Using the data below, tally the lines that include the string "manufacturing". Only the number is wanted.

- Task material:
— start —

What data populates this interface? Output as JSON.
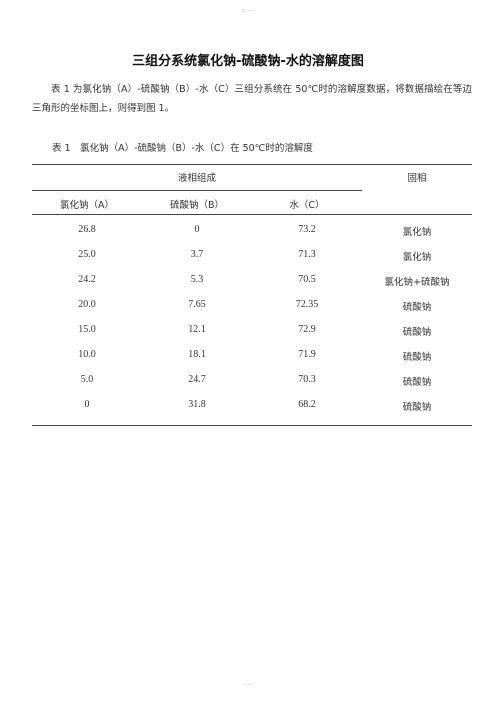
{
  "page": {
    "header_mark": "二·一一",
    "footer_mark": "一·一"
  },
  "document": {
    "title": "三组分系统氯化钠-硫酸钠-水的溶解度图",
    "intro": "表 1 为氯化钠（A）-硫酸钠（B）-水（C）三组分系统在 50℃时的溶解度数据，将数据描绘在等边三角形的坐标图上，则得到图 1。",
    "caption": "表 1　氯化钠（A）-硫酸钠（B）-水（C）在 50℃时的溶解度"
  },
  "table": {
    "group_header": "液相组成",
    "solid_header": "固相",
    "columns": [
      "氯化钠（A）",
      "硫酸钠（B）",
      "水（C）"
    ],
    "rows": [
      {
        "a": "26.8",
        "b": "0",
        "c": "73.2",
        "solid": "氯化钠"
      },
      {
        "a": "25.0",
        "b": "3.7",
        "c": "71.3",
        "solid": "氯化钠"
      },
      {
        "a": "24.2",
        "b": "5.3",
        "c": "70.5",
        "solid": "氯化钠+硫酸钠"
      },
      {
        "a": "20.0",
        "b": "7.65",
        "c": "72.35",
        "solid": "硫酸钠"
      },
      {
        "a": "15.0",
        "b": "12.1",
        "c": "72.9",
        "solid": "硫酸钠"
      },
      {
        "a": "10.0",
        "b": "18.1",
        "c": "71.9",
        "solid": "硫酸钠"
      },
      {
        "a": "5.0",
        "b": "24.7",
        "c": "70.3",
        "solid": "硫酸钠"
      },
      {
        "a": "0",
        "b": "31.8",
        "c": "68.2",
        "solid": "硫酸钠"
      }
    ]
  }
}
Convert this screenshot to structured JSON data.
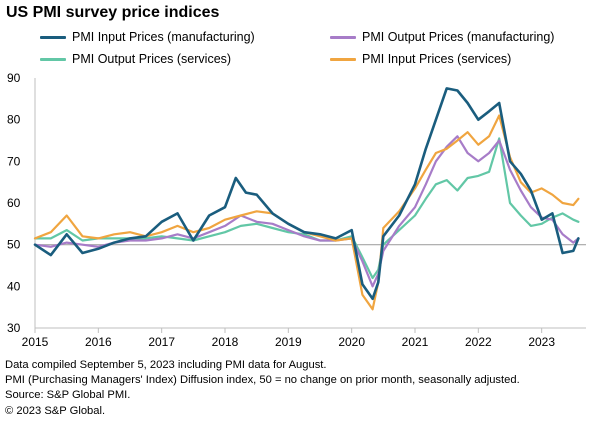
{
  "chart_data": {
    "type": "line",
    "title": "US PMI survey price indices",
    "xlabel": "",
    "ylabel": "",
    "xlim": [
      2015.0,
      2023.7
    ],
    "ylim": [
      30,
      90
    ],
    "y_ticks": [
      30,
      40,
      50,
      60,
      70,
      80,
      90
    ],
    "x_ticks": [
      "2015",
      "2016",
      "2017",
      "2018",
      "2019",
      "2020",
      "2021",
      "2022",
      "2023"
    ],
    "reference_line": 50,
    "grid": false,
    "legend_position": "top",
    "series": [
      {
        "name": "PMI Input Prices (manufacturing)",
        "color": "#1a5d7e",
        "x": [
          2015.0,
          2015.25,
          2015.5,
          2015.75,
          2016.0,
          2016.25,
          2016.5,
          2016.75,
          2017.0,
          2017.25,
          2017.5,
          2017.75,
          2018.0,
          2018.17,
          2018.33,
          2018.5,
          2018.75,
          2019.0,
          2019.25,
          2019.5,
          2019.75,
          2020.0,
          2020.17,
          2020.33,
          2020.42,
          2020.5,
          2020.75,
          2021.0,
          2021.17,
          2021.33,
          2021.5,
          2021.67,
          2021.83,
          2022.0,
          2022.17,
          2022.33,
          2022.5,
          2022.67,
          2022.83,
          2023.0,
          2023.17,
          2023.33,
          2023.5,
          2023.58
        ],
        "y": [
          50.0,
          47.5,
          52.5,
          48.0,
          49.0,
          50.5,
          51.5,
          52.0,
          55.5,
          57.5,
          51.0,
          57.0,
          59.0,
          66.0,
          62.5,
          62.0,
          57.5,
          55.0,
          53.0,
          52.5,
          51.5,
          53.5,
          40.5,
          37.0,
          41.0,
          52.0,
          57.0,
          64.5,
          73.0,
          80.0,
          87.5,
          87.0,
          84.0,
          80.0,
          82.0,
          84.0,
          70.0,
          67.0,
          63.0,
          56.0,
          57.5,
          48.0,
          48.5,
          51.5
        ]
      },
      {
        "name": "PMI Output Prices (manufacturing)",
        "color": "#a77cc8",
        "x": [
          2015.0,
          2015.25,
          2015.5,
          2015.75,
          2016.0,
          2016.25,
          2016.5,
          2016.75,
          2017.0,
          2017.25,
          2017.5,
          2017.75,
          2018.0,
          2018.25,
          2018.5,
          2018.75,
          2019.0,
          2019.25,
          2019.5,
          2019.75,
          2020.0,
          2020.17,
          2020.33,
          2020.42,
          2020.5,
          2020.75,
          2021.0,
          2021.17,
          2021.33,
          2021.5,
          2021.67,
          2021.83,
          2022.0,
          2022.17,
          2022.33,
          2022.5,
          2022.67,
          2022.83,
          2023.0,
          2023.17,
          2023.33,
          2023.5,
          2023.58
        ],
        "y": [
          50.0,
          49.5,
          50.5,
          50.0,
          49.5,
          50.5,
          51.0,
          51.0,
          51.5,
          52.5,
          51.5,
          53.0,
          54.5,
          57.0,
          55.5,
          55.0,
          53.5,
          52.0,
          51.0,
          51.0,
          51.5,
          46.0,
          40.0,
          43.0,
          48.5,
          54.5,
          59.0,
          64.5,
          70.0,
          73.5,
          76.0,
          72.0,
          70.0,
          72.0,
          75.0,
          68.0,
          63.0,
          59.0,
          56.5,
          56.0,
          52.5,
          50.5,
          51.5
        ]
      },
      {
        "name": "PMI Output Prices (services)",
        "color": "#62c7a6",
        "x": [
          2015.0,
          2015.25,
          2015.5,
          2015.75,
          2016.0,
          2016.25,
          2016.5,
          2016.75,
          2017.0,
          2017.25,
          2017.5,
          2017.75,
          2018.0,
          2018.25,
          2018.5,
          2018.75,
          2019.0,
          2019.25,
          2019.5,
          2019.75,
          2020.0,
          2020.17,
          2020.33,
          2020.42,
          2020.5,
          2020.75,
          2021.0,
          2021.17,
          2021.33,
          2021.5,
          2021.67,
          2021.83,
          2022.0,
          2022.17,
          2022.33,
          2022.5,
          2022.67,
          2022.83,
          2023.0,
          2023.17,
          2023.33,
          2023.5,
          2023.58
        ],
        "y": [
          51.5,
          51.5,
          53.5,
          51.0,
          51.5,
          51.5,
          51.5,
          51.5,
          52.0,
          51.5,
          51.0,
          52.0,
          53.0,
          54.5,
          55.0,
          54.0,
          53.0,
          52.5,
          51.0,
          51.0,
          52.0,
          47.0,
          42.0,
          44.0,
          50.0,
          53.5,
          57.0,
          61.0,
          64.5,
          65.5,
          63.0,
          66.0,
          66.5,
          67.5,
          75.5,
          60.0,
          57.0,
          54.5,
          55.0,
          56.5,
          57.5,
          56.0,
          55.5
        ]
      },
      {
        "name": "PMI Input Prices (services)",
        "color": "#f0a540",
        "x": [
          2015.0,
          2015.25,
          2015.5,
          2015.75,
          2016.0,
          2016.25,
          2016.5,
          2016.75,
          2017.0,
          2017.25,
          2017.5,
          2017.75,
          2018.0,
          2018.25,
          2018.5,
          2018.75,
          2019.0,
          2019.25,
          2019.5,
          2019.75,
          2020.0,
          2020.17,
          2020.33,
          2020.42,
          2020.5,
          2020.75,
          2021.0,
          2021.17,
          2021.33,
          2021.5,
          2021.67,
          2021.83,
          2022.0,
          2022.17,
          2022.33,
          2022.5,
          2022.67,
          2022.83,
          2023.0,
          2023.17,
          2023.33,
          2023.5,
          2023.58
        ],
        "y": [
          51.5,
          53.0,
          57.0,
          52.0,
          51.5,
          52.5,
          53.0,
          52.0,
          53.0,
          54.5,
          53.0,
          54.0,
          56.0,
          57.0,
          58.0,
          57.5,
          55.0,
          53.0,
          52.0,
          51.0,
          51.5,
          38.0,
          34.5,
          41.0,
          54.0,
          58.0,
          63.5,
          68.0,
          72.0,
          73.0,
          75.0,
          77.0,
          74.0,
          76.0,
          81.0,
          71.0,
          65.0,
          62.5,
          63.5,
          62.0,
          60.0,
          59.5,
          61.0
        ]
      }
    ]
  },
  "notes": [
    "Data compiled September 5, 2023 including PMI data for August.",
    "PMI (Purchasing Managers' Index) Diffusion index, 50 = no change on prior month, seasonally adjusted.",
    "Source: S&P Global PMI.",
    "© 2023 S&P Global."
  ]
}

— end —

- Solution for this task: 2